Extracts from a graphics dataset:
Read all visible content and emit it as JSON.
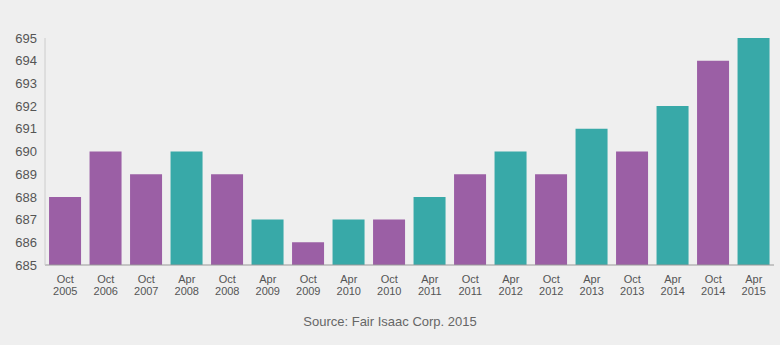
{
  "chart_data": {
    "type": "bar",
    "source": "Source: Fair Isaac Corp. 2015",
    "categories": [
      "Oct 2005",
      "Oct 2006",
      "Oct 2007",
      "Apr 2008",
      "Oct 2008",
      "Apr 2009",
      "Oct 2009",
      "Apr 2010",
      "Oct 2010",
      "Apr 2011",
      "Oct 2011",
      "Apr 2012",
      "Oct 2012",
      "Apr 2013",
      "Oct 2013",
      "Apr 2014",
      "Oct 2014",
      "Apr 2015"
    ],
    "values": [
      688,
      690,
      689,
      690,
      689,
      687,
      686,
      687,
      687,
      688,
      689,
      690,
      689,
      691,
      690,
      692,
      694,
      695
    ],
    "colors": [
      "#9b5fa5",
      "#9b5fa5",
      "#9b5fa5",
      "#38a9a8",
      "#9b5fa5",
      "#38a9a8",
      "#9b5fa5",
      "#38a9a8",
      "#9b5fa5",
      "#38a9a8",
      "#9b5fa5",
      "#38a9a8",
      "#9b5fa5",
      "#38a9a8",
      "#9b5fa5",
      "#38a9a8",
      "#9b5fa5",
      "#38a9a8"
    ],
    "ylim": [
      685,
      695
    ],
    "yticks": [
      685,
      686,
      687,
      688,
      689,
      690,
      691,
      692,
      693,
      694,
      695
    ],
    "grid": false
  }
}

### Brief
Reproduce the listing above exactly, excluding all pictures.

### Output
Read all visible content and emit it as JSON.
{
  "chart_data": {
    "type": "bar",
    "source": "Source: Fair Isaac Corp. 2015",
    "categories": [
      "Oct 2005",
      "Oct 2006",
      "Oct 2007",
      "Apr 2008",
      "Oct 2008",
      "Apr 2009",
      "Oct 2009",
      "Apr 2010",
      "Oct 2010",
      "Apr 2011",
      "Oct 2011",
      "Apr 2012",
      "Oct 2012",
      "Apr 2013",
      "Oct 2013",
      "Apr 2014",
      "Oct 2014",
      "Apr 2015"
    ],
    "values": [
      688,
      690,
      689,
      690,
      689,
      687,
      686,
      687,
      687,
      688,
      689,
      690,
      689,
      691,
      690,
      692,
      694,
      695
    ],
    "colors": [
      "#9b5fa5",
      "#9b5fa5",
      "#9b5fa5",
      "#38a9a8",
      "#9b5fa5",
      "#38a9a8",
      "#9b5fa5",
      "#38a9a8",
      "#9b5fa5",
      "#38a9a8",
      "#9b5fa5",
      "#38a9a8",
      "#9b5fa5",
      "#38a9a8",
      "#9b5fa5",
      "#38a9a8",
      "#9b5fa5",
      "#38a9a8"
    ],
    "ylim": [
      685,
      695
    ],
    "yticks": [
      685,
      686,
      687,
      688,
      689,
      690,
      691,
      692,
      693,
      694,
      695
    ],
    "grid": false
  }
}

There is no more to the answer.